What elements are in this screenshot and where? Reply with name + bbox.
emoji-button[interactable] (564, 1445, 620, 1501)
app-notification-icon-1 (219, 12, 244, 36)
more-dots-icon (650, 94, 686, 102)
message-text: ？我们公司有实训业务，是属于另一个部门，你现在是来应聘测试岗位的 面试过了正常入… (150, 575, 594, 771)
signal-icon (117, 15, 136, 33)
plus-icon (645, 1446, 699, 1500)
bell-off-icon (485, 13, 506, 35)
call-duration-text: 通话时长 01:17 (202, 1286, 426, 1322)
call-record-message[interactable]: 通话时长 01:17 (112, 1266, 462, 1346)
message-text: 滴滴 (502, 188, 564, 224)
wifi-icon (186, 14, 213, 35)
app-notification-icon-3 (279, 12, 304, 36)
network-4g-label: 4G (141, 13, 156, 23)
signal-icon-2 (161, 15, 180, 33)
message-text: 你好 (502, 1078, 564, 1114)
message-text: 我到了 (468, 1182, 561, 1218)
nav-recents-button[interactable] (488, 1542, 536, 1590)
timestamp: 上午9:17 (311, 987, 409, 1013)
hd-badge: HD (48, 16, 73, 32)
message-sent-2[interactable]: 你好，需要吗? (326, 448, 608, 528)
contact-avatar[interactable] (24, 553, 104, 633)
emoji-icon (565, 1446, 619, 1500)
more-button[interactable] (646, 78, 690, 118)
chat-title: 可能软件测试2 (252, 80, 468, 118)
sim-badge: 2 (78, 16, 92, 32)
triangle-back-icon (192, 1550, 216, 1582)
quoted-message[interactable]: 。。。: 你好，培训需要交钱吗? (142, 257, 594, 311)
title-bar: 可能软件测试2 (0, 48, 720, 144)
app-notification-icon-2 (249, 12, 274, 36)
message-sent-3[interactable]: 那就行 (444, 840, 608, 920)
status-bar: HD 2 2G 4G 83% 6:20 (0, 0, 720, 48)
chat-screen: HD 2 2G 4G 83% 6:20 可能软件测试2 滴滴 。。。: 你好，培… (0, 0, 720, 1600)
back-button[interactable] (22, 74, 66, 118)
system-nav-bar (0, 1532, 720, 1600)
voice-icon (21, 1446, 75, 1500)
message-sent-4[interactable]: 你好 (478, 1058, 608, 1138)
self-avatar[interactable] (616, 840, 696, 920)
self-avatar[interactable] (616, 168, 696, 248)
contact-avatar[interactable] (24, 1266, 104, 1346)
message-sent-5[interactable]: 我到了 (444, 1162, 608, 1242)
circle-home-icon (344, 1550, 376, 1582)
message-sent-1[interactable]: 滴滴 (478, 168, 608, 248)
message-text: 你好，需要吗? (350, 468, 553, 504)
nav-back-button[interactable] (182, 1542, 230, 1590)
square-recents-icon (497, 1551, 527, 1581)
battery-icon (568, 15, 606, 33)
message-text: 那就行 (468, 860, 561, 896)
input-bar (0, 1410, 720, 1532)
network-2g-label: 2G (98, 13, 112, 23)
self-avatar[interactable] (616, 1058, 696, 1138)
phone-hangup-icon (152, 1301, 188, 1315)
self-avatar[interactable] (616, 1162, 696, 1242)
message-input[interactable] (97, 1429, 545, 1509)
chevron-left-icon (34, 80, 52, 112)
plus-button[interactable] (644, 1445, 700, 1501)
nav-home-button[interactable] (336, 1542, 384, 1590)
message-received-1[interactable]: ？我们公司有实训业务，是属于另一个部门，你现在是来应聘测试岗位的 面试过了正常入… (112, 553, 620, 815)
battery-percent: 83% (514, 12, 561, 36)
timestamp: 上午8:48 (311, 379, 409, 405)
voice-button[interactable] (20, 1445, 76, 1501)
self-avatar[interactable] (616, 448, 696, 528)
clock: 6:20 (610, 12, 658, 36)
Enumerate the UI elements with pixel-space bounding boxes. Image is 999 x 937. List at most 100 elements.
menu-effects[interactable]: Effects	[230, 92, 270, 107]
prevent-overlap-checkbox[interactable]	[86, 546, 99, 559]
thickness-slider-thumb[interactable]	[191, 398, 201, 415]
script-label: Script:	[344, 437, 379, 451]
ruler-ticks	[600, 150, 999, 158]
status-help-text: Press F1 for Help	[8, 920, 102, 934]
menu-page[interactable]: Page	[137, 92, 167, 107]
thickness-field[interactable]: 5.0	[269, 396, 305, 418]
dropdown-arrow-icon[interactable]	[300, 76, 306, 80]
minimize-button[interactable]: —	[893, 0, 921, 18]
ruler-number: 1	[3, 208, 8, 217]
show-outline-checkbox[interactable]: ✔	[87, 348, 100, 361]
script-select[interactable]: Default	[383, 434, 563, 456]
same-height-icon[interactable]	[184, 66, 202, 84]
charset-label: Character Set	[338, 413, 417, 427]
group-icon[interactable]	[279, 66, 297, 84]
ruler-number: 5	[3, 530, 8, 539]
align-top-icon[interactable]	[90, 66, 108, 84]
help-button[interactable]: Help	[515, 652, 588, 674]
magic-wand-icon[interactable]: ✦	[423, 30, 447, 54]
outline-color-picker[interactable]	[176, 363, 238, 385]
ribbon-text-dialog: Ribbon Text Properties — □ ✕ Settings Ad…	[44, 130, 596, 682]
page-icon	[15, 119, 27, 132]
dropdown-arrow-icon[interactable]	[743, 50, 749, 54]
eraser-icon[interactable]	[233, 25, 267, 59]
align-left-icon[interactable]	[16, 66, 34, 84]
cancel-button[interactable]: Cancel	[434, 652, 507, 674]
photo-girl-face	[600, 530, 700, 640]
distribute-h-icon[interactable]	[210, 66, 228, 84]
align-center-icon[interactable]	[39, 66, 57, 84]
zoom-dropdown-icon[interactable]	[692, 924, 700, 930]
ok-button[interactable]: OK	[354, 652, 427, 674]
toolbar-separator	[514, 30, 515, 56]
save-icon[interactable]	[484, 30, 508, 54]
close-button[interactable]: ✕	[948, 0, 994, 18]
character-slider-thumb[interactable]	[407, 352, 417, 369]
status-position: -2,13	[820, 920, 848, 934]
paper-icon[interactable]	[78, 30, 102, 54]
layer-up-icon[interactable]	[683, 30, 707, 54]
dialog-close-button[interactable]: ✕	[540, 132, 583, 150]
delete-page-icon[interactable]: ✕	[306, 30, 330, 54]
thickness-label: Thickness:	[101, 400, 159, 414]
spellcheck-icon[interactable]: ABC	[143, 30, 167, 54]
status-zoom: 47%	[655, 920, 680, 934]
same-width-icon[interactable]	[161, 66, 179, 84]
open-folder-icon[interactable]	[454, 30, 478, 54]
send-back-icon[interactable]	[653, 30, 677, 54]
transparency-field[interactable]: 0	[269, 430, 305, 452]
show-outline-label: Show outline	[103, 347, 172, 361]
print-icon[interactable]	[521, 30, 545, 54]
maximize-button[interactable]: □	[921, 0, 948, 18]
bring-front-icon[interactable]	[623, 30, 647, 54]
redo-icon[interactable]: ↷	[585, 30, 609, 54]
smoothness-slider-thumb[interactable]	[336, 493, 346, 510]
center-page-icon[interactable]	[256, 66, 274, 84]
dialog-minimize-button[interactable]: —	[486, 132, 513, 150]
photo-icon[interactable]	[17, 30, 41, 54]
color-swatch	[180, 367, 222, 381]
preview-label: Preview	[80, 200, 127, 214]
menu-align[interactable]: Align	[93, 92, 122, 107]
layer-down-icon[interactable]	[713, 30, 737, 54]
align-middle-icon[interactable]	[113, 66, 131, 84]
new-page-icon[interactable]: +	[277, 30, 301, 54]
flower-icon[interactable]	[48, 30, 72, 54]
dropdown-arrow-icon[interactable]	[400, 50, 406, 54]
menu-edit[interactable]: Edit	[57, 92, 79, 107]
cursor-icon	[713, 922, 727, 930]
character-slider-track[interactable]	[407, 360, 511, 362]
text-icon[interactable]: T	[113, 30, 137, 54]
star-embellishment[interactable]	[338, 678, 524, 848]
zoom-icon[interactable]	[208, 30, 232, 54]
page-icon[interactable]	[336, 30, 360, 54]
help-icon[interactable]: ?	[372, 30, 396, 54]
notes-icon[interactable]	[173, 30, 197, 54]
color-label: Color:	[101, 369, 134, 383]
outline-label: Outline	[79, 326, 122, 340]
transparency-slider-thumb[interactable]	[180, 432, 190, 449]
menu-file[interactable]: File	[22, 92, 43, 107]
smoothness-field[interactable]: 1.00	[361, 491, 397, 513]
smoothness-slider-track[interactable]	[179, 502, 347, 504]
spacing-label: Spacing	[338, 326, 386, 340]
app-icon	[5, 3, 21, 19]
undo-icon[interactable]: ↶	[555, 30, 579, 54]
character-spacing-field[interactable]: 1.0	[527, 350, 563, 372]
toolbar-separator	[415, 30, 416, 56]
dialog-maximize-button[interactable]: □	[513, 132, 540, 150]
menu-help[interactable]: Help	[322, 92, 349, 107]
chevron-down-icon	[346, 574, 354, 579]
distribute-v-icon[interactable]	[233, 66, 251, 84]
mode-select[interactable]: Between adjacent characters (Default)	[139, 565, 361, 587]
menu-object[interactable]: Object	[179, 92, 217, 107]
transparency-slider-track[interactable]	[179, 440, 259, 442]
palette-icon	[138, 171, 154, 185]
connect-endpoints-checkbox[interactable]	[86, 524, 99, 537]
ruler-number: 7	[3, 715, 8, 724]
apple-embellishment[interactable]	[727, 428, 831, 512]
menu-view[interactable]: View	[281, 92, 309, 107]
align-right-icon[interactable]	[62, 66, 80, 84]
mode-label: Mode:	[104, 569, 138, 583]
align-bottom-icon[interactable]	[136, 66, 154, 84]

Exercise instructions: Format as a JSON list of strings, one string per line, the stretch from the start of the data through the line containing "triangle-back-icon (192, 1550, 216, 1582)", with blank lines left out.

The response:
[
  "What elements are in this screenshot and where? Reply with name + bbox.",
  "emoji-button[interactable] (564, 1445, 620, 1501)",
  "app-notification-icon-1 (219, 12, 244, 36)",
  "more-dots-icon (650, 94, 686, 102)",
  "message-text: ？我们公司有实训业务，是属于另一个部门，你现在是来应聘测试岗位的 面试过了正常入… (150, 575, 594, 771)",
  "signal-icon (117, 15, 136, 33)",
  "plus-icon (645, 1446, 699, 1500)",
  "bell-off-icon (485, 13, 506, 35)",
  "call-duration-text: 通话时长 01:17 (202, 1286, 426, 1322)",
  "call-record-message[interactable]: 通话时长 01:17 (112, 1266, 462, 1346)",
  "message-text: 滴滴 (502, 188, 564, 224)",
  "wifi-icon (186, 14, 213, 35)",
  "app-notification-icon-3 (279, 12, 304, 36)",
  "network-4g-label: 4G (141, 13, 156, 23)",
  "signal-icon-2 (161, 15, 180, 33)",
  "message-text: 你好 (502, 1078, 564, 1114)",
  "message-text: 我到了 (468, 1182, 561, 1218)",
  "nav-recents-button[interactable] (488, 1542, 536, 1590)",
  "timestamp: 上午9:17 (311, 987, 409, 1013)",
  "hd-badge: HD (48, 16, 73, 32)",
  "message-sent-2[interactable]: 你好，需要吗? (326, 448, 608, 528)",
  "contact-avatar[interactable] (24, 553, 104, 633)",
  "emoji-icon (565, 1446, 619, 1500)",
  "more-button[interactable] (646, 78, 690, 118)",
  "chat-title: 可能软件测试2 (252, 80, 468, 118)",
  "sim-badge: 2 (78, 16, 92, 32)",
  "triangle-back-icon (192, 1550, 216, 1582)"
]